● Task goal: Restate the full set of records exactly, word for word.
===============
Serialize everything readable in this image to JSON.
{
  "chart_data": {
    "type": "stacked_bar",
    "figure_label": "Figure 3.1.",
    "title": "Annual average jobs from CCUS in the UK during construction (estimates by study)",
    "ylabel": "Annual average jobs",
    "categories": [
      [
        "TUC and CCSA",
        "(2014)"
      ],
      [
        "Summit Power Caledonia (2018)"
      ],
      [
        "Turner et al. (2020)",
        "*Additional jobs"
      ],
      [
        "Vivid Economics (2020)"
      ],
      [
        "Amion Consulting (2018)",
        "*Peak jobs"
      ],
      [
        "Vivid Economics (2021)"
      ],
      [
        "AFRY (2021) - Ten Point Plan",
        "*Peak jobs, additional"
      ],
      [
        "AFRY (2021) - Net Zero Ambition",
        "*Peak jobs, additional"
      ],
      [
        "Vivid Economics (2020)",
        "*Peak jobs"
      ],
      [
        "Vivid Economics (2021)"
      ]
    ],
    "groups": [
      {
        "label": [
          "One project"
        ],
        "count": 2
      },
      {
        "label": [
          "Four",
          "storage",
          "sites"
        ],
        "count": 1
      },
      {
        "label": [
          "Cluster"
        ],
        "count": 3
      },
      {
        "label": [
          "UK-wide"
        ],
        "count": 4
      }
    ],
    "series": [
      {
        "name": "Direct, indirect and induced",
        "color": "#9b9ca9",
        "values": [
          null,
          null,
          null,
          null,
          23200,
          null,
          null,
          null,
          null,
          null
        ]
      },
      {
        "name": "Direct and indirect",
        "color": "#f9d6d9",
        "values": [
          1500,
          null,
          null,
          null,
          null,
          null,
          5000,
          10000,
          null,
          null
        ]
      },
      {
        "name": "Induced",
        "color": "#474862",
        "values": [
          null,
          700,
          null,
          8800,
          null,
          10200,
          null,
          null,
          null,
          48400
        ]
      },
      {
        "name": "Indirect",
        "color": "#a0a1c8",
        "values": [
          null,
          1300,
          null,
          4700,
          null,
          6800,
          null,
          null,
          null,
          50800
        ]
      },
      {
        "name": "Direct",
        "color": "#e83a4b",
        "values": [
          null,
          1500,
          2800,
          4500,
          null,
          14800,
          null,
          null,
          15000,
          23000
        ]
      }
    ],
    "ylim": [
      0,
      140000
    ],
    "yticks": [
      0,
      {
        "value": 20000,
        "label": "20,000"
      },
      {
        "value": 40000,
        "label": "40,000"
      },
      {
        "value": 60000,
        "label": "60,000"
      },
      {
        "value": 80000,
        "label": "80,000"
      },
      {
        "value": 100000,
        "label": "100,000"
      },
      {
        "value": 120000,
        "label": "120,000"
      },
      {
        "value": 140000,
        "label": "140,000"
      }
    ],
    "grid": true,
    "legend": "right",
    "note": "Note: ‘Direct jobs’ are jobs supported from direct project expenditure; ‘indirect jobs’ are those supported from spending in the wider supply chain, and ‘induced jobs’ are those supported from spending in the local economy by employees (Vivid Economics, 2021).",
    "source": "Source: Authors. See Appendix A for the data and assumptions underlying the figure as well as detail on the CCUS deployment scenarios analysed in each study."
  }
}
===============
● Answer in full:
Serialize everything readable in this image to JSON.
{
  "chart_data": {
    "type": "stacked_bar",
    "figure_label": "Figure 3.1.",
    "title": "Annual average jobs from CCUS in the UK during construction (estimates by study)",
    "ylabel": "Annual average jobs",
    "categories": [
      [
        "TUC and CCSA",
        "(2014)"
      ],
      [
        "Summit Power Caledonia (2018)"
      ],
      [
        "Turner et al. (2020)",
        "*Additional jobs"
      ],
      [
        "Vivid Economics (2020)"
      ],
      [
        "Amion Consulting (2018)",
        "*Peak jobs"
      ],
      [
        "Vivid Economics (2021)"
      ],
      [
        "AFRY (2021) - Ten Point Plan",
        "*Peak jobs, additional"
      ],
      [
        "AFRY (2021) - Net Zero Ambition",
        "*Peak jobs, additional"
      ],
      [
        "Vivid Economics (2020)",
        "*Peak jobs"
      ],
      [
        "Vivid Economics (2021)"
      ]
    ],
    "groups": [
      {
        "label": [
          "One project"
        ],
        "count": 2
      },
      {
        "label": [
          "Four",
          "storage",
          "sites"
        ],
        "count": 1
      },
      {
        "label": [
          "Cluster"
        ],
        "count": 3
      },
      {
        "label": [
          "UK-wide"
        ],
        "count": 4
      }
    ],
    "series": [
      {
        "name": "Direct, indirect and induced",
        "color": "#9b9ca9",
        "values": [
          null,
          null,
          null,
          null,
          23200,
          null,
          null,
          null,
          null,
          null
        ]
      },
      {
        "name": "Direct and indirect",
        "color": "#f9d6d9",
        "values": [
          1500,
          null,
          null,
          null,
          null,
          null,
          5000,
          10000,
          null,
          null
        ]
      },
      {
        "name": "Induced",
        "color": "#474862",
        "values": [
          null,
          700,
          null,
          8800,
          null,
          10200,
          null,
          null,
          null,
          48400
        ]
      },
      {
        "name": "Indirect",
        "color": "#a0a1c8",
        "values": [
          null,
          1300,
          null,
          4700,
          null,
          6800,
          null,
          null,
          null,
          50800
        ]
      },
      {
        "name": "Direct",
        "color": "#e83a4b",
        "values": [
          null,
          1500,
          2800,
          4500,
          null,
          14800,
          null,
          null,
          15000,
          23000
        ]
      }
    ],
    "ylim": [
      0,
      140000
    ],
    "yticks": [
      0,
      {
        "value": 20000,
        "label": "20,000"
      },
      {
        "value": 40000,
        "label": "40,000"
      },
      {
        "value": 60000,
        "label": "60,000"
      },
      {
        "value": 80000,
        "label": "80,000"
      },
      {
        "value": 100000,
        "label": "100,000"
      },
      {
        "value": 120000,
        "label": "120,000"
      },
      {
        "value": 140000,
        "label": "140,000"
      }
    ],
    "grid": true,
    "legend": "right",
    "note": "Note: ‘Direct jobs’ are jobs supported from direct project expenditure; ‘indirect jobs’ are those supported from spending in the wider supply chain, and ‘induced jobs’ are those supported from spending in the local economy by employees (Vivid Economics, 2021).",
    "source": "Source: Authors. See Appendix A for the data and assumptions underlying the figure as well as detail on the CCUS deployment scenarios analysed in each study."
  }
}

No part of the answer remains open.